Extensive work in the early 20th century at USDA's Protein and Nutrition Research Division improved assessment methods for protein quality and quantity (Jones 1931/41). These studies included isolation of individual proteins and amino acid analysis for different food ingredients, but such approaches were not then considered practical for quantitative protein analysis (Jones 1931/41). A major contribution of this group was improved measurement accuracy based on the development of nitrogen-to-protein conversion factors for specific food categories and food ingredients (Jones 1931/41).
In summary, the nutritional theories of the 19th century and analytical technological capabilities of the 20th century had a significant role in the evolution of food protein measurement. These conditions inhibited the development of analytical strategies to separate protein from other food matrix substances before analysis and promoted determinations based on total nitrogen to calculate total protein content. This assertion is supported by the failure of 3 attempts from the scientific community to develop and advance the former type of methods. The 1st was led by Einhof in the early 19th century to analyze the protein composition of grains, but this was stifled by Liebig's dominating nutrition theory. The 2nd effort was led by Wagner and others in 1879 to develop methods to precipitate and quantify the “true protein” contents of foods, but these approaches did not advance because of widespread acceptance of Weiske's nutritional theory. Finally, early 20th-century USDA scientists concluded that analytical technology of that time was not capable of efficiently separating and analyzing individual proteins. Instead, they promoted protein measurement by specific nitrogen-to-protein conversion factors. Unfortunately, protein-specific measurement methods were not accepted. Because of advances made in protein nutrition and analytical sciences since the 19th century, coupled with the aforementioned incidents of adulteration, a 4th attempt is now warranted.

• _Task to complete_
In the extract on the history of food protein measurement, what did early 20th-century USDA scientists promote after concluding that the technology of their time could not efficiently separate and analyze individual proteins?

• _Provided data_
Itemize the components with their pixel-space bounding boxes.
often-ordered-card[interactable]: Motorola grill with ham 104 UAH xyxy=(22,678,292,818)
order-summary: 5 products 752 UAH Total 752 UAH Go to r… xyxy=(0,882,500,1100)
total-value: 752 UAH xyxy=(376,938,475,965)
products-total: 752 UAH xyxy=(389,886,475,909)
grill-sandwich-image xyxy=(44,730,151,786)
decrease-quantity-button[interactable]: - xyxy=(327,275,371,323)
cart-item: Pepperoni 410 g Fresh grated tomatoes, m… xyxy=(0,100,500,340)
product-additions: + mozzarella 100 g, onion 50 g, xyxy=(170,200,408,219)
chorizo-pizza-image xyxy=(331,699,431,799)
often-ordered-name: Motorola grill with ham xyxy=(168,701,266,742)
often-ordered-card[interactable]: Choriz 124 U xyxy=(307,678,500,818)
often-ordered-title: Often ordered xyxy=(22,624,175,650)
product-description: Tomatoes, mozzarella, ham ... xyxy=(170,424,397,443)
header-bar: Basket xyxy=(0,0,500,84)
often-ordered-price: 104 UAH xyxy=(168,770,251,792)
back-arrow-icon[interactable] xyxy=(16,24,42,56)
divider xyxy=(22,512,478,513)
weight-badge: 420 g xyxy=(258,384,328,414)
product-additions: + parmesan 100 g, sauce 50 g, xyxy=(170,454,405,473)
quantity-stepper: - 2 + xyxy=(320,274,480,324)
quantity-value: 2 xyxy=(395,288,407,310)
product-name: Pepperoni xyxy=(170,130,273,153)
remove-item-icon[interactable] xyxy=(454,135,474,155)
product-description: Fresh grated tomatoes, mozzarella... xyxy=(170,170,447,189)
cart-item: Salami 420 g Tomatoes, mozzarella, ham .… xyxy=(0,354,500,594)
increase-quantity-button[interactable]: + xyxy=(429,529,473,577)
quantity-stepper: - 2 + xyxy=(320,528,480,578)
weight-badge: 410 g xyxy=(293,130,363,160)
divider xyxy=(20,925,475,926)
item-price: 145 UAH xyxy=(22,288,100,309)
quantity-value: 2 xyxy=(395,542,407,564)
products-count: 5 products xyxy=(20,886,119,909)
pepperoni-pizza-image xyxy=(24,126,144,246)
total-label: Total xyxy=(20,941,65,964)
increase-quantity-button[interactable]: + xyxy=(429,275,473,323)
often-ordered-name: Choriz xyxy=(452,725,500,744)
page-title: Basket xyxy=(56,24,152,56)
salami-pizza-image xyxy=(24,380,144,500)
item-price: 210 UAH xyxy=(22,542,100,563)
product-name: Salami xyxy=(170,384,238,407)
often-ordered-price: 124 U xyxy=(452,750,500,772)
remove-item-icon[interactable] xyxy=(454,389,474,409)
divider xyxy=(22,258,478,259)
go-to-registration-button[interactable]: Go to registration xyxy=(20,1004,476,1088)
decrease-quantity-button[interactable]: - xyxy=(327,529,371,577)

• _Answer space_
They promoted measuring protein with specific nitrogen-to-protein conversion factors.